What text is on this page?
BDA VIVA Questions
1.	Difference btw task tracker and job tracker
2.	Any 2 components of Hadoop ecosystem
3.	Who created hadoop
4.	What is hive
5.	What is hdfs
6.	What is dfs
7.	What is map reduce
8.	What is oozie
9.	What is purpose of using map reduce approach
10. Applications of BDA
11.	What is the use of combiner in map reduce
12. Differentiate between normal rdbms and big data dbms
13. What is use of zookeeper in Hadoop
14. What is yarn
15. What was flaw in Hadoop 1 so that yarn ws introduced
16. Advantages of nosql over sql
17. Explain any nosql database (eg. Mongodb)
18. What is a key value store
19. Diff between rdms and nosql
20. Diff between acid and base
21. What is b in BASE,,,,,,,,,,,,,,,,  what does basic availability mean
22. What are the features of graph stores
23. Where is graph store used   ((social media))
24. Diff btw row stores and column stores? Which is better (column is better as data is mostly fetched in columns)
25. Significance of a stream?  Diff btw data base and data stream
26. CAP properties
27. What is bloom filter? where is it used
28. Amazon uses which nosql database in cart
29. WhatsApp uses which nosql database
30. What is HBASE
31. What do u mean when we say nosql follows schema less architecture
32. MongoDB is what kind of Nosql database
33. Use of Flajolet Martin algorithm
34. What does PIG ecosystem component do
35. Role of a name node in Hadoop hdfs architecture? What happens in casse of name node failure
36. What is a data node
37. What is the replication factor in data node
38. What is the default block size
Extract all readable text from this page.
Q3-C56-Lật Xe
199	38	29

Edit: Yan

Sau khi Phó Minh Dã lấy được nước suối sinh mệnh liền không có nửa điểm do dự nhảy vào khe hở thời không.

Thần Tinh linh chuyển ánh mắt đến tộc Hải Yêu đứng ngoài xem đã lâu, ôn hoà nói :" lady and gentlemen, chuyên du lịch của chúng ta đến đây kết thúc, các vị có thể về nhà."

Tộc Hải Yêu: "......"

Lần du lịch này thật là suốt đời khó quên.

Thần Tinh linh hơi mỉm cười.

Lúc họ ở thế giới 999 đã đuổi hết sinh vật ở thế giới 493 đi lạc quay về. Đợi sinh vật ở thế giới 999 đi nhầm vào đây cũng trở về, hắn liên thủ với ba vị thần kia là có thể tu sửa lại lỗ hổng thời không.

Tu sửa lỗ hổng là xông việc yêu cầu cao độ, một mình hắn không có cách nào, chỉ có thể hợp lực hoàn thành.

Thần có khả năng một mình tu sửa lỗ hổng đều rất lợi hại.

- Stated goal:
Extract all of the data shown above without alteration.

- Solution below:
What text is on this page?
BDA VIVA Questions
1.	Difference btw task tracker and job tracker
2.	Any 2 components of Hadoop ecosystem
3.	Who created hadoop
4.	What is hive
5.	What is hdfs
6.	What is dfs
7.	What is map reduce
8.	What is oozie
9.	What is purpose of using map reduce approach
10. Applications of BDA
11.	What is the use of combiner in map reduce
12. Differentiate between normal rdbms and big data dbms
13. What is use of zookeeper in Hadoop
14. What is yarn
15. What was flaw in Hadoop 1 so that yarn ws introduced
16. Advantages of nosql over sql
17. Explain any nosql database (eg. Mongodb)
18. What is a key value store
19. Diff between rdms and nosql
20. Diff between acid and base
21. What is b in BASE,,,,,,,,,,,,,,,,  what does basic availability mean
22. What are the features of graph stores
23. Where is graph store used   ((social media))
24. Diff btw row stores and column stores? Which is better (column is better as data is mostly fetched in columns)
25. Significance of a stream?  Diff btw data base and data stream
26. CAP properties
27. What is bloom filter? where is it used
28. Amazon uses which nosql database in cart
29. WhatsApp uses which nosql database
30. What is HBASE
31. What do u mean when we say nosql follows schema less architecture
32. MongoDB is what kind of Nosql database
33. Use of Flajolet Martin algorithm
34. What does PIG ecosystem component do
35. Role of a name node in Hadoop hdfs architecture? What happens in casse of name node failure
36. What is a data node
37. What is the replication factor in data node
38. What is the default block size
Extract all readable text from this page.
Q3-C56-Lật Xe
199	38	29

Edit: Yan

Sau khi Phó Minh Dã lấy được nước suối sinh mệnh liền không có nửa điểm do dự nhảy vào khe hở thời không.

Thần Tinh linh chuyển ánh mắt đến tộc Hải Yêu đứng ngoài xem đã lâu, ôn hoà nói :" lady and gentlemen, chuyên du lịch của chúng ta đến đây kết thúc, các vị có thể về nhà."

Tộc Hải Yêu: "......"

Lần du lịch này thật là suốt đời khó quên.

Thần Tinh linh hơi mỉm cười.

Lúc họ ở thế giới 999 đã đuổi hết sinh vật ở thế giới 493 đi lạc quay về. Đợi sinh vật ở thế giới 999 đi nhầm vào đây cũng trở về, hắn liên thủ với ba vị thần kia là có thể tu sửa lại lỗ hổng thời không.

Tu sửa lỗ hổng là xông việc yêu cầu cao độ, một mình hắn không có cách nào, chỉ có thể hợp lực hoàn thành.

Thần có khả năng một mình tu sửa lỗ hổng đều rất lợi hại.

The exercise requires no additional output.